▶ [DO THIS] Type every record exactly as it appears.

▶ [EXERCISE DATA]
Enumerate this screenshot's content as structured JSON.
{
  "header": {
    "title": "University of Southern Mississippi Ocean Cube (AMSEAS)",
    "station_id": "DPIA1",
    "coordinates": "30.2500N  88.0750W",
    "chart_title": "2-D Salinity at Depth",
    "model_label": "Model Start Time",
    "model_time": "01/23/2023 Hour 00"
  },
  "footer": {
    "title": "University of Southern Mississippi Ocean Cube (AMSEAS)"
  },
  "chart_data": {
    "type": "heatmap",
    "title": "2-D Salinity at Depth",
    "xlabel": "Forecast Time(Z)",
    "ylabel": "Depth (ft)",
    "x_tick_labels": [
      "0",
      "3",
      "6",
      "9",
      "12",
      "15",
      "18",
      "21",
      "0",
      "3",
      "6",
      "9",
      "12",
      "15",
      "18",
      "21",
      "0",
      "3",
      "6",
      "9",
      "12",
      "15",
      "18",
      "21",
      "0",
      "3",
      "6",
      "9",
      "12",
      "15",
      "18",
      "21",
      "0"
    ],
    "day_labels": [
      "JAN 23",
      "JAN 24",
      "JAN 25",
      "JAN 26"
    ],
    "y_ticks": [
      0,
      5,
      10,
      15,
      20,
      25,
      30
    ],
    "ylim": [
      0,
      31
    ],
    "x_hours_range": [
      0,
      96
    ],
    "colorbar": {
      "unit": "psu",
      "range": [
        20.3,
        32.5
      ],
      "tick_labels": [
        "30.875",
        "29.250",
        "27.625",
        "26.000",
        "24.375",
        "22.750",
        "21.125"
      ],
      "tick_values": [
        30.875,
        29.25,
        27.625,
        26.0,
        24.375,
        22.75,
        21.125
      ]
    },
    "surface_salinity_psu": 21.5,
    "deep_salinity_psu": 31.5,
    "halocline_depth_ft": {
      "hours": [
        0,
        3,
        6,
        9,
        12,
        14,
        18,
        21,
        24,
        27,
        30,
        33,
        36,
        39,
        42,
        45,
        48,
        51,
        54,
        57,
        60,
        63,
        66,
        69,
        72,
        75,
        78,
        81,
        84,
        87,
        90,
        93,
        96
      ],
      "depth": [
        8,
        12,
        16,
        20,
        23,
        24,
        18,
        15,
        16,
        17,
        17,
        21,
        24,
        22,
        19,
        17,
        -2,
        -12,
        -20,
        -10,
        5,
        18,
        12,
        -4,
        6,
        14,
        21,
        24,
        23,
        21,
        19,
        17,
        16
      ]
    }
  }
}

▶ [RESULT FOR THIS EXERCISE]
Enumerate this screenshot's content as structured JSON.
{
  "header": {
    "title": "University of Southern Mississippi Ocean Cube (AMSEAS)",
    "station_id": "DPIA1",
    "coordinates": "30.2500N  88.0750W",
    "chart_title": "2-D Salinity at Depth",
    "model_label": "Model Start Time",
    "model_time": "01/23/2023 Hour 00"
  },
  "footer": {
    "title": "University of Southern Mississippi Ocean Cube (AMSEAS)"
  },
  "chart_data": {
    "type": "heatmap",
    "title": "2-D Salinity at Depth",
    "xlabel": "Forecast Time(Z)",
    "ylabel": "Depth (ft)",
    "x_tick_labels": [
      "0",
      "3",
      "6",
      "9",
      "12",
      "15",
      "18",
      "21",
      "0",
      "3",
      "6",
      "9",
      "12",
      "15",
      "18",
      "21",
      "0",
      "3",
      "6",
      "9",
      "12",
      "15",
      "18",
      "21",
      "0",
      "3",
      "6",
      "9",
      "12",
      "15",
      "18",
      "21",
      "0"
    ],
    "day_labels": [
      "JAN 23",
      "JAN 24",
      "JAN 25",
      "JAN 26"
    ],
    "y_ticks": [
      0,
      5,
      10,
      15,
      20,
      25,
      30
    ],
    "ylim": [
      0,
      31
    ],
    "x_hours_range": [
      0,
      96
    ],
    "colorbar": {
      "unit": "psu",
      "range": [
        20.3,
        32.5
      ],
      "tick_labels": [
        "30.875",
        "29.250",
        "27.625",
        "26.000",
        "24.375",
        "22.750",
        "21.125"
      ],
      "tick_values": [
        30.875,
        29.25,
        27.625,
        26.0,
        24.375,
        22.75,
        21.125
      ]
    },
    "surface_salinity_psu": 21.5,
    "deep_salinity_psu": 31.5,
    "halocline_depth_ft": {
      "hours": [
        0,
        3,
        6,
        9,
        12,
        14,
        18,
        21,
        24,
        27,
        30,
        33,
        36,
        39,
        42,
        45,
        48,
        51,
        54,
        57,
        60,
        63,
        66,
        69,
        72,
        75,
        78,
        81,
        84,
        87,
        90,
        93,
        96
      ],
      "depth": [
        8,
        12,
        16,
        20,
        23,
        24,
        18,
        15,
        16,
        17,
        17,
        21,
        24,
        22,
        19,
        17,
        -2,
        -12,
        -20,
        -10,
        5,
        18,
        12,
        -4,
        6,
        14,
        21,
        24,
        23,
        21,
        19,
        17,
        16
      ]
    }
  }
}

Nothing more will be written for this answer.